**Recorded data:**

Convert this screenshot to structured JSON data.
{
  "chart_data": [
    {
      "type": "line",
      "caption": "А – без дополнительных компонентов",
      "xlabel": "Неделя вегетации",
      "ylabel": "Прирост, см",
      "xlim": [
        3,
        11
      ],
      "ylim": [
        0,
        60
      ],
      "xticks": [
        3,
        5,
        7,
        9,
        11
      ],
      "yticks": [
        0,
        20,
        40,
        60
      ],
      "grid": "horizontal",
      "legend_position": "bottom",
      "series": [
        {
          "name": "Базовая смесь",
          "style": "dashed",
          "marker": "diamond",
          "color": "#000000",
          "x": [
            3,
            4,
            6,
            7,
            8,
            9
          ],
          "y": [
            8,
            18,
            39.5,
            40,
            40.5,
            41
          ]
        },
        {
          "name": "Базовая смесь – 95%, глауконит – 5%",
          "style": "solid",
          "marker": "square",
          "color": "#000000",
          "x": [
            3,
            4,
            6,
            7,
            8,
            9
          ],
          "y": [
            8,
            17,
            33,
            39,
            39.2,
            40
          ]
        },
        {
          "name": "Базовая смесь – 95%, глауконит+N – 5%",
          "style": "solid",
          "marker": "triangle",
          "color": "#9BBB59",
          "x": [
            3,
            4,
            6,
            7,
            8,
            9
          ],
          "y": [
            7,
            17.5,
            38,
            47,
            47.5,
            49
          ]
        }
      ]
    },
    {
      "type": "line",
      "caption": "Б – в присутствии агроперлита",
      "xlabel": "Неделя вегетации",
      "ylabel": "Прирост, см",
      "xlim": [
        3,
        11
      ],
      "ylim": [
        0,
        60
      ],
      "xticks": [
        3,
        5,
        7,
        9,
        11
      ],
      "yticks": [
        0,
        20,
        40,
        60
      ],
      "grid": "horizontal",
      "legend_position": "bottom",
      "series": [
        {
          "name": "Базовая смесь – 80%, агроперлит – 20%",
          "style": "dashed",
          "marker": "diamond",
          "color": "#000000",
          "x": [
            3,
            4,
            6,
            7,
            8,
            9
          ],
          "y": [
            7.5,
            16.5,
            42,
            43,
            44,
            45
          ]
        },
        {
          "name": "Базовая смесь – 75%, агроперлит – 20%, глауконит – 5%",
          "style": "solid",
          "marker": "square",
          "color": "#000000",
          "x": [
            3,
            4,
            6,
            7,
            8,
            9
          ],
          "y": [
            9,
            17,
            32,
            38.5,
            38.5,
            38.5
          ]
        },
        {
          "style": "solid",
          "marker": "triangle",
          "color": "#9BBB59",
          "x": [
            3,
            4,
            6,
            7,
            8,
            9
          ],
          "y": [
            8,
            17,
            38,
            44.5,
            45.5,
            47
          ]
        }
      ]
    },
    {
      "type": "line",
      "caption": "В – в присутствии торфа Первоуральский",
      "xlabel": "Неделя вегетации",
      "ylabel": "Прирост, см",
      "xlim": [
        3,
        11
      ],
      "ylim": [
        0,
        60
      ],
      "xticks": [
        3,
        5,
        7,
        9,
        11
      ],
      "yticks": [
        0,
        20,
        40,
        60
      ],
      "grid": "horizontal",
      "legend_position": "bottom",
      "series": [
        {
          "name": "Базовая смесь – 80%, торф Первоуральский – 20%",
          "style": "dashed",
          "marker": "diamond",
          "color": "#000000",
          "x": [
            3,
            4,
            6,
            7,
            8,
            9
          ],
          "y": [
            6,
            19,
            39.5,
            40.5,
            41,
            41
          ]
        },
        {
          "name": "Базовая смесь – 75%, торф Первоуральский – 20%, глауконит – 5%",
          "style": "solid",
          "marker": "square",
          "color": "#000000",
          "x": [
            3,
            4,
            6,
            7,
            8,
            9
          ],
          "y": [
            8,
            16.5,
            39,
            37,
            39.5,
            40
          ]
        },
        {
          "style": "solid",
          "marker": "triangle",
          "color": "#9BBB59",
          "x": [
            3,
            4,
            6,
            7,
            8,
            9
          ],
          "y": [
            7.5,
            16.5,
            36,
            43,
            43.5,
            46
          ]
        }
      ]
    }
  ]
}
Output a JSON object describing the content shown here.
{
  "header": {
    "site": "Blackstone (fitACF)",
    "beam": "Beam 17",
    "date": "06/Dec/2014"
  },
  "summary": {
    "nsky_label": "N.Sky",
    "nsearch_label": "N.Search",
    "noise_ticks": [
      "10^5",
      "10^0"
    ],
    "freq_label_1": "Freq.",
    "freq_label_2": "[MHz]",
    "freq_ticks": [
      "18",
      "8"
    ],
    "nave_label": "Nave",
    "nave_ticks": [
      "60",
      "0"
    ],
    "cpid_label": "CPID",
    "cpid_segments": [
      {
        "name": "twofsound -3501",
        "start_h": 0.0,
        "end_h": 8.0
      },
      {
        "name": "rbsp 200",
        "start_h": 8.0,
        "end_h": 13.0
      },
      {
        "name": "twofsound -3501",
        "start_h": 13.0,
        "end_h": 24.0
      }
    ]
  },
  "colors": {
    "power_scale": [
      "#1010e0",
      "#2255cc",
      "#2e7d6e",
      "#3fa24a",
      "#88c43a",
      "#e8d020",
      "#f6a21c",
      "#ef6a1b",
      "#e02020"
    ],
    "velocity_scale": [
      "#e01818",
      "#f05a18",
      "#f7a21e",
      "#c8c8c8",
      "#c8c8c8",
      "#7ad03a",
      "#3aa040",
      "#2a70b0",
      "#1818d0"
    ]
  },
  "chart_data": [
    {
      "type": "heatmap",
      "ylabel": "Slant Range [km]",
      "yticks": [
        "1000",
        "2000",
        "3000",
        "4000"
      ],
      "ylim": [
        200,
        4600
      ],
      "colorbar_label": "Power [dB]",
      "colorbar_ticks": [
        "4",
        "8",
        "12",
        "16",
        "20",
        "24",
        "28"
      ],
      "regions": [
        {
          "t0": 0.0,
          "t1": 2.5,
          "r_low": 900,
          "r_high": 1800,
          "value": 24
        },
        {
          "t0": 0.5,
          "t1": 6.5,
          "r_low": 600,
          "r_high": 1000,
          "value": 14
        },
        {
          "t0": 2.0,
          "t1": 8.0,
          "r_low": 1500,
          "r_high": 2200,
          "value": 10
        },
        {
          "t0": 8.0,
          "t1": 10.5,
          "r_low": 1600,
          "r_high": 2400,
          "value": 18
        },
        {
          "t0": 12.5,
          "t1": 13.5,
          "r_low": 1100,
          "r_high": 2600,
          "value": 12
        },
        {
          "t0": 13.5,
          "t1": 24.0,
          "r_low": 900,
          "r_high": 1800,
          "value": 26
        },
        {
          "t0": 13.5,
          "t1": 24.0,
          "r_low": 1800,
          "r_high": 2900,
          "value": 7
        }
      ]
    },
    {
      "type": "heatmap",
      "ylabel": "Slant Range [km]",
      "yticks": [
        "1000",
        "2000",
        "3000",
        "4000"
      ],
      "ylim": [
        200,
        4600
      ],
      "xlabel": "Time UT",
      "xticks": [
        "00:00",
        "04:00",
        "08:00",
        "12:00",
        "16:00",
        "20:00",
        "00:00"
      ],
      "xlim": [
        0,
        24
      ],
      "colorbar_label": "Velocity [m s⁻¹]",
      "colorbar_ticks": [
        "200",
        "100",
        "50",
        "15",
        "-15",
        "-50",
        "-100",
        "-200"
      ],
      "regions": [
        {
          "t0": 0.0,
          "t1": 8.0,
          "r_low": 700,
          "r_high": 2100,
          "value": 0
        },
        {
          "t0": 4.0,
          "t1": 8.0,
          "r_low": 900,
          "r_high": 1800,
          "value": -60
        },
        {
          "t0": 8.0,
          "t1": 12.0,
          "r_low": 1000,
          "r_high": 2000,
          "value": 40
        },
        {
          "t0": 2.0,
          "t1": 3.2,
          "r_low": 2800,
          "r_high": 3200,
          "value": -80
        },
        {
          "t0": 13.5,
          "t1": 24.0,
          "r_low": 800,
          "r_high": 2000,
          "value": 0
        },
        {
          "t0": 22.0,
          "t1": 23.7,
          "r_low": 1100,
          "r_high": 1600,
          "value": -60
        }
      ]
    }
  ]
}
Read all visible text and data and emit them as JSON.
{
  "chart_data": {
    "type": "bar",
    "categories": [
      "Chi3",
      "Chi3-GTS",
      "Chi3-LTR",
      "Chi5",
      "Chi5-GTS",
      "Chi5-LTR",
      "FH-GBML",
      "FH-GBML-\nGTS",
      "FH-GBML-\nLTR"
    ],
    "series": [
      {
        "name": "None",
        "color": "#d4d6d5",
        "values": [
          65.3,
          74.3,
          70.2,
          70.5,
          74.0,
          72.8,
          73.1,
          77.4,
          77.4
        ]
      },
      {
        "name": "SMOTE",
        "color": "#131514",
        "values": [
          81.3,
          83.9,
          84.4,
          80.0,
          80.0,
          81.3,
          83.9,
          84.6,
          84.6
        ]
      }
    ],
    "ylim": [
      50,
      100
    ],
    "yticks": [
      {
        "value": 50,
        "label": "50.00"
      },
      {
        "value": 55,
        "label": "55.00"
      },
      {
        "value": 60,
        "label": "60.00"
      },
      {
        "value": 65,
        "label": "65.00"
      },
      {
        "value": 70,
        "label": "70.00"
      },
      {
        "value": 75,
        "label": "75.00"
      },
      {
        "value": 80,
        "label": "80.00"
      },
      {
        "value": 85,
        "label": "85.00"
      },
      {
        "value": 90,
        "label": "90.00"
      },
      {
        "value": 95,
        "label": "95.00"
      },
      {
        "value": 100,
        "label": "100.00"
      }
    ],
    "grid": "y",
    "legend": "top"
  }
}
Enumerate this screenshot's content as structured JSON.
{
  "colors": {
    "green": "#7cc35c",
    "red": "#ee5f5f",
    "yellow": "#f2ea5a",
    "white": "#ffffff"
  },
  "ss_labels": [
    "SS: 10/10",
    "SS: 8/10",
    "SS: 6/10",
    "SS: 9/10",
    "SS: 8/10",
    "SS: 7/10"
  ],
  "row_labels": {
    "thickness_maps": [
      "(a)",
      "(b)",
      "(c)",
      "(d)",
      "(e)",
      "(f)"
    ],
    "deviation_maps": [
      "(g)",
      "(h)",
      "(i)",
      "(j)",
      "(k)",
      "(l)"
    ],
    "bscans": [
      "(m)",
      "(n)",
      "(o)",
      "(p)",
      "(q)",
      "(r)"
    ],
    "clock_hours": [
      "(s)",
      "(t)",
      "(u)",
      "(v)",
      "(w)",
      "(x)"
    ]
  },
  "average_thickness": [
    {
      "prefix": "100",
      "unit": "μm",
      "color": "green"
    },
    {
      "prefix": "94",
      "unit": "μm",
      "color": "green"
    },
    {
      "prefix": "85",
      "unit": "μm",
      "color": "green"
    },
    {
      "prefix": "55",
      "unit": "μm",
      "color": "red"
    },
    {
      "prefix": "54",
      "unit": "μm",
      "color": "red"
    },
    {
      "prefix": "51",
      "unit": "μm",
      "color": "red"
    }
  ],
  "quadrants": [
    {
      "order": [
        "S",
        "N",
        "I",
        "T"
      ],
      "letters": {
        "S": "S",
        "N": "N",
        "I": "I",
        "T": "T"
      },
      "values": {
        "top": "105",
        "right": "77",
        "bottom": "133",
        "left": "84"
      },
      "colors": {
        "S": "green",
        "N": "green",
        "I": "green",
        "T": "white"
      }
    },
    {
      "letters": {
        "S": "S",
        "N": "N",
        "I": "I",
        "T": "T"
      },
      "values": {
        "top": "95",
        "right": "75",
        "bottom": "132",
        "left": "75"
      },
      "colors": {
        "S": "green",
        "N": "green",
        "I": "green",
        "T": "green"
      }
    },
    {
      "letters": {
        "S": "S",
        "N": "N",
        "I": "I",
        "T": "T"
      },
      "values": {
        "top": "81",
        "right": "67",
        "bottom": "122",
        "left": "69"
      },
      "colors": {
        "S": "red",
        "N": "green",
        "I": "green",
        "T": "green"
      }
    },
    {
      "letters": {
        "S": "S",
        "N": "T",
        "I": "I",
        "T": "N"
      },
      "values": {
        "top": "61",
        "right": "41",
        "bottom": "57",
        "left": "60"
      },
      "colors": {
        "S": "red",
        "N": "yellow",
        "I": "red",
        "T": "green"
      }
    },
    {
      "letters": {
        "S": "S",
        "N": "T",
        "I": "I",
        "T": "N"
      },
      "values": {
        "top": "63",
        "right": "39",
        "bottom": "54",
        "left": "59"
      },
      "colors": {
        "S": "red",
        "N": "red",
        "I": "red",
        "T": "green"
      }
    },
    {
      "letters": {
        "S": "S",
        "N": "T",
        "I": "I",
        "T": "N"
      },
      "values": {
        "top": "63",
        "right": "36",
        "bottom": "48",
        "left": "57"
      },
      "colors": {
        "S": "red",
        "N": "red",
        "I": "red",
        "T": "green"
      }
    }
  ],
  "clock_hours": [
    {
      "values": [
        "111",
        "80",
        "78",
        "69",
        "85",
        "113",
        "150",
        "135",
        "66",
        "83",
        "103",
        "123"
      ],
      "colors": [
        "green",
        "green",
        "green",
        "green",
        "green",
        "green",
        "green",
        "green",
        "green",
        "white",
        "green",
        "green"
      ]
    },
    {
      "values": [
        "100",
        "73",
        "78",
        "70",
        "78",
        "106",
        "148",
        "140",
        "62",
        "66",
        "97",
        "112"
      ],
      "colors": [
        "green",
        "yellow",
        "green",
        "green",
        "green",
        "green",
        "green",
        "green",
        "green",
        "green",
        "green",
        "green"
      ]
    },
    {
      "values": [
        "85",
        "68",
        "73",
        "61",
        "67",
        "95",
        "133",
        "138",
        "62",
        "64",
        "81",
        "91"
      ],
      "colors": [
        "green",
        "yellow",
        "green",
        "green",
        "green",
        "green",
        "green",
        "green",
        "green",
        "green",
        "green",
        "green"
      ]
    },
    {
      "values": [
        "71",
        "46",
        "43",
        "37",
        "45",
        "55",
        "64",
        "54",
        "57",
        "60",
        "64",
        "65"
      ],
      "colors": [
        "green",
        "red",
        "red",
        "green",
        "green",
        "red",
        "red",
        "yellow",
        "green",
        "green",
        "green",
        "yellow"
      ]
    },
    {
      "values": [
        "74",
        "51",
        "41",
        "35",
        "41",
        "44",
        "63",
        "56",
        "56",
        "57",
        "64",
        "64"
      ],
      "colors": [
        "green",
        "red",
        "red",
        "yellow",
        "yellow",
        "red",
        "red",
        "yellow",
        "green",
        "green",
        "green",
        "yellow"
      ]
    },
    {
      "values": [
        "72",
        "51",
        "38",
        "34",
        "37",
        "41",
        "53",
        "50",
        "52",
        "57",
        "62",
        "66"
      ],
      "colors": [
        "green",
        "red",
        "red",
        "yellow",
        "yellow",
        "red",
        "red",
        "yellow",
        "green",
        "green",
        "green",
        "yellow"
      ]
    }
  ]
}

**Your task:**
Using the records above, pull out each line where the word "bottom" occurs.

**Response for this exercise:**
      "legend_position": "bottom",
      "legend_position": "bottom",
      "legend_position": "bottom",
        "bottom": "133",
        "bottom": "132",
        "bottom": "122",
        "bottom": "57",
        "bottom": "54",
        "bottom": "48",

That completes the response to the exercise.